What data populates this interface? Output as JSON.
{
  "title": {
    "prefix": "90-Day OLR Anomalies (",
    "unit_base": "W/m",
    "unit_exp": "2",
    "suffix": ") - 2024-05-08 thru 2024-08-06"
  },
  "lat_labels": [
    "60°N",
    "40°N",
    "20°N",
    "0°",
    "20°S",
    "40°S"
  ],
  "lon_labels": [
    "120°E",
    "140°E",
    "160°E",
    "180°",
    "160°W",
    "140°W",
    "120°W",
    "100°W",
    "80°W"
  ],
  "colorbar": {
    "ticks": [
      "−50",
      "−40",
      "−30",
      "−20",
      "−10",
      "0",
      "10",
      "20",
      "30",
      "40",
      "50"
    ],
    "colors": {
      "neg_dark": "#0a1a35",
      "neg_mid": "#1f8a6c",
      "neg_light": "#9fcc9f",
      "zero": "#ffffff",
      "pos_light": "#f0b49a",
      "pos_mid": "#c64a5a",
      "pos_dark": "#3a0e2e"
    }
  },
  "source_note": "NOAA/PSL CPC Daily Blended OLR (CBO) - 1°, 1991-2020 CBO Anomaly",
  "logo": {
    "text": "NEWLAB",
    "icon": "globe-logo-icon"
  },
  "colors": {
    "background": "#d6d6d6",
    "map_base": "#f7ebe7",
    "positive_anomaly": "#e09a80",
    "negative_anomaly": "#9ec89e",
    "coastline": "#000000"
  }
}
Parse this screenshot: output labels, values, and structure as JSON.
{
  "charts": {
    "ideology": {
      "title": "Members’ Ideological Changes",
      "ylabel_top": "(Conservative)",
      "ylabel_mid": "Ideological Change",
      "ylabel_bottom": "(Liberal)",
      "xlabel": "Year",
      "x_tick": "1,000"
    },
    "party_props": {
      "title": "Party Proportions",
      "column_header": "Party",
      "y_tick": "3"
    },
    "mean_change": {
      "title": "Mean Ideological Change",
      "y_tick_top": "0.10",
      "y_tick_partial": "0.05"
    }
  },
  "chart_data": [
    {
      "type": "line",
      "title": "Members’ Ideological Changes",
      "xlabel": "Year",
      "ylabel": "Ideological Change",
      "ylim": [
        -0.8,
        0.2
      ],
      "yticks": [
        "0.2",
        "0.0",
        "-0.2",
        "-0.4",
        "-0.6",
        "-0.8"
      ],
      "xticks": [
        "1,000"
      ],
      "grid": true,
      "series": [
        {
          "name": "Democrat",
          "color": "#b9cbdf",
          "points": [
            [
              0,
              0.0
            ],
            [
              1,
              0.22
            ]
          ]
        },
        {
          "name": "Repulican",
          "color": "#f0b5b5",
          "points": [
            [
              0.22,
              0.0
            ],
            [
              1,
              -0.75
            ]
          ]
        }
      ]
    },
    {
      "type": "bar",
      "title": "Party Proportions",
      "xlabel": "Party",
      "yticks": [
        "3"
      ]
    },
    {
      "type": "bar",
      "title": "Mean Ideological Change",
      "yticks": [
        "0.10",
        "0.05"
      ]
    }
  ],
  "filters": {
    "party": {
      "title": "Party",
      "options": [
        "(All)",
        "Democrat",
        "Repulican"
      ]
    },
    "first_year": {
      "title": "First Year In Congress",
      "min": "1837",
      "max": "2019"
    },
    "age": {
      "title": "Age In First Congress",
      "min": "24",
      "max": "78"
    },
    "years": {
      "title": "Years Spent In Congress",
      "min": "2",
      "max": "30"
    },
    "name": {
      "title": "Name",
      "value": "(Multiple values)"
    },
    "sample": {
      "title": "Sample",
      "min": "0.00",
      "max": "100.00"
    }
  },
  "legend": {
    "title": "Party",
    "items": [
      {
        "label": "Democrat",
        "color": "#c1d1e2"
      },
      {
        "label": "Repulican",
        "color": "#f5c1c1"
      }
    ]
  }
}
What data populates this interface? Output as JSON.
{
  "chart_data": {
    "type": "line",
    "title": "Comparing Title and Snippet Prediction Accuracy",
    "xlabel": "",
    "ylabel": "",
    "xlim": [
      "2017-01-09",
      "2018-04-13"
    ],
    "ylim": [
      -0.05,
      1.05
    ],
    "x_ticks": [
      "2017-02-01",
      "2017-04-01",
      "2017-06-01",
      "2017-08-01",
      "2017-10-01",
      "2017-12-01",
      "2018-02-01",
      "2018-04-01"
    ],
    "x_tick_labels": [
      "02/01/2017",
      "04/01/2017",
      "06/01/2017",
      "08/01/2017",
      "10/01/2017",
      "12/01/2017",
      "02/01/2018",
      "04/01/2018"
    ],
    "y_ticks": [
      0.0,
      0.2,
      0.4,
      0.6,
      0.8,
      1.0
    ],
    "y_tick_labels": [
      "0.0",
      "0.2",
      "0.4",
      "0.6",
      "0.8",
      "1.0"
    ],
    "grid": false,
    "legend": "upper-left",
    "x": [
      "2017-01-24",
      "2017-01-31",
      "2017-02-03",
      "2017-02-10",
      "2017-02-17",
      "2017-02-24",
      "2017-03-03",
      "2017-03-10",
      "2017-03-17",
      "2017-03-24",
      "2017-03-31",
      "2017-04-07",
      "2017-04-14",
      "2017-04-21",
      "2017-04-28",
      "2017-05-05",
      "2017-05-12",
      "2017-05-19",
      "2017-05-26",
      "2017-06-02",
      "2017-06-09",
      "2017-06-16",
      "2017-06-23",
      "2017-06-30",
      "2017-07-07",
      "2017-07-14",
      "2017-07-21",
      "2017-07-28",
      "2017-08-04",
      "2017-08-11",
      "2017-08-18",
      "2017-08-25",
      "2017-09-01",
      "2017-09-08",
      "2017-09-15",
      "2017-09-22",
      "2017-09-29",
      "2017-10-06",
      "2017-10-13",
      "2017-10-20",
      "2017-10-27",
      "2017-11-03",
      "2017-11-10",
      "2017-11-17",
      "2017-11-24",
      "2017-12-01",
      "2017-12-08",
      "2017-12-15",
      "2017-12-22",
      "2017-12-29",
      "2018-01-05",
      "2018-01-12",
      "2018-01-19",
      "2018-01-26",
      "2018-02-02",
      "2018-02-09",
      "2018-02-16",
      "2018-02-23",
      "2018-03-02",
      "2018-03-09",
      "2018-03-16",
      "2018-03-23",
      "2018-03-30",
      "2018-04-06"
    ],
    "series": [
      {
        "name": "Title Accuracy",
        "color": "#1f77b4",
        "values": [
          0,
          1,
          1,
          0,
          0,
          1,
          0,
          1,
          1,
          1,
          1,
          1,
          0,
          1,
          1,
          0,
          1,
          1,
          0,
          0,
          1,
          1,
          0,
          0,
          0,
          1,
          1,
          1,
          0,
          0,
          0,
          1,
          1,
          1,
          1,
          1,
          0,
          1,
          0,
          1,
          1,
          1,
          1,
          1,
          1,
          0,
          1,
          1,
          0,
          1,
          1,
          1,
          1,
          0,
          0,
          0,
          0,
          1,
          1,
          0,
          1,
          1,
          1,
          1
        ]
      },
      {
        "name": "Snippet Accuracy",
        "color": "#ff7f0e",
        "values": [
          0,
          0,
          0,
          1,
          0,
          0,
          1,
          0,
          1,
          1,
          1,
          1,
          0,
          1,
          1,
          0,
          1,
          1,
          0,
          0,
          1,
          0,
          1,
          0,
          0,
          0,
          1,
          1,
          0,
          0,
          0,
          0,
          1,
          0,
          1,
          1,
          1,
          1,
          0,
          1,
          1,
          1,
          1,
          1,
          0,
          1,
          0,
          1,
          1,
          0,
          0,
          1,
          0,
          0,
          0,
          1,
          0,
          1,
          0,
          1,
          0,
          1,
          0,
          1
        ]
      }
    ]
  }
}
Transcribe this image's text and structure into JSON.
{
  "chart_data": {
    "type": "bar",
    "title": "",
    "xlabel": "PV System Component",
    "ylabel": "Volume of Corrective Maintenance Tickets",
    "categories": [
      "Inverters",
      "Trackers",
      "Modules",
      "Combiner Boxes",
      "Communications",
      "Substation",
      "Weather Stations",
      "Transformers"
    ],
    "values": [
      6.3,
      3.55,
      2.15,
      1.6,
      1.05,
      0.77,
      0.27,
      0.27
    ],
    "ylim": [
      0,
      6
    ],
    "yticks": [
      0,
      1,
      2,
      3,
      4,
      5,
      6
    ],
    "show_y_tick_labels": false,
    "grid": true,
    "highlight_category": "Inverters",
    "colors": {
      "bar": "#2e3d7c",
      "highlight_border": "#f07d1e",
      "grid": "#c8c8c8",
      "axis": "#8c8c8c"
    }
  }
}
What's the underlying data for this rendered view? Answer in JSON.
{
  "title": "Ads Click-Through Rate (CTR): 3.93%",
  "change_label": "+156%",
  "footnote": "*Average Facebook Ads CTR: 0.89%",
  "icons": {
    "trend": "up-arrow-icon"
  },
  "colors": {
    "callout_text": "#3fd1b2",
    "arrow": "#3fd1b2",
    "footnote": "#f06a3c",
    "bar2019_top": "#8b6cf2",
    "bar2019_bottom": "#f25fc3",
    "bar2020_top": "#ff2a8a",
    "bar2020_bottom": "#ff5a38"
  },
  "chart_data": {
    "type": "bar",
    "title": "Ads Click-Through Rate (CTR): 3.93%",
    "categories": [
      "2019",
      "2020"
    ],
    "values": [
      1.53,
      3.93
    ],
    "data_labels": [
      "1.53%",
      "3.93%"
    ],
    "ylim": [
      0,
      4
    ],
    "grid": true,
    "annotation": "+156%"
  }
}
***
# EXERCISE INSTRUCTIONS
The required output is the exact sequence of lines from the one containing "Transcribe this image's" through the end of the listing, both endpoints included.

# RESULT FOR THIS EXERCISE
Transcribe this image's text and structure into JSON.
{
  "chart_data": {
    "type": "bar",
    "title": "",
    "xlabel": "PV System Component",
    "ylabel": "Volume of Corrective Maintenance Tickets",
    "categories": [
      "Inverters",
      "Trackers",
      "Modules",
      "Combiner Boxes",
      "Communications",
      "Substation",
      "Weather Stations",
      "Transformers"
    ],
    "values": [
      6.3,
      3.55,
      2.15,
      1.6,
      1.05,
      0.77,
      0.27,
      0.27
    ],
    "ylim": [
      0,
      6
    ],
    "yticks": [
      0,
      1,
      2,
      3,
      4,
      5,
      6
    ],
    "show_y_tick_labels": false,
    "grid": true,
    "highlight_category": "Inverters",
    "colors": {
      "bar": "#2e3d7c",
      "highlight_border": "#f07d1e",
      "grid": "#c8c8c8",
      "axis": "#8c8c8c"
    }
  }
}
What's the underlying data for this rendered view? Answer in JSON.
{
  "title": "Ads Click-Through Rate (CTR): 3.93%",
  "change_label": "+156%",
  "footnote": "*Average Facebook Ads CTR: 0.89%",
  "icons": {
    "trend": "up-arrow-icon"
  },
  "colors": {
    "callout_text": "#3fd1b2",
    "arrow": "#3fd1b2",
    "footnote": "#f06a3c",
    "bar2019_top": "#8b6cf2",
    "bar2019_bottom": "#f25fc3",
    "bar2020_top": "#ff2a8a",
    "bar2020_bottom": "#ff5a38"
  },
  "chart_data": {
    "type": "bar",
    "title": "Ads Click-Through Rate (CTR): 3.93%",
    "categories": [
      "2019",
      "2020"
    ],
    "values": [
      1.53,
      3.93
    ],
    "data_labels": [
      "1.53%",
      "3.93%"
    ],
    "ylim": [
      0,
      4
    ],
    "grid": true,
    "annotation": "+156%"
  }
}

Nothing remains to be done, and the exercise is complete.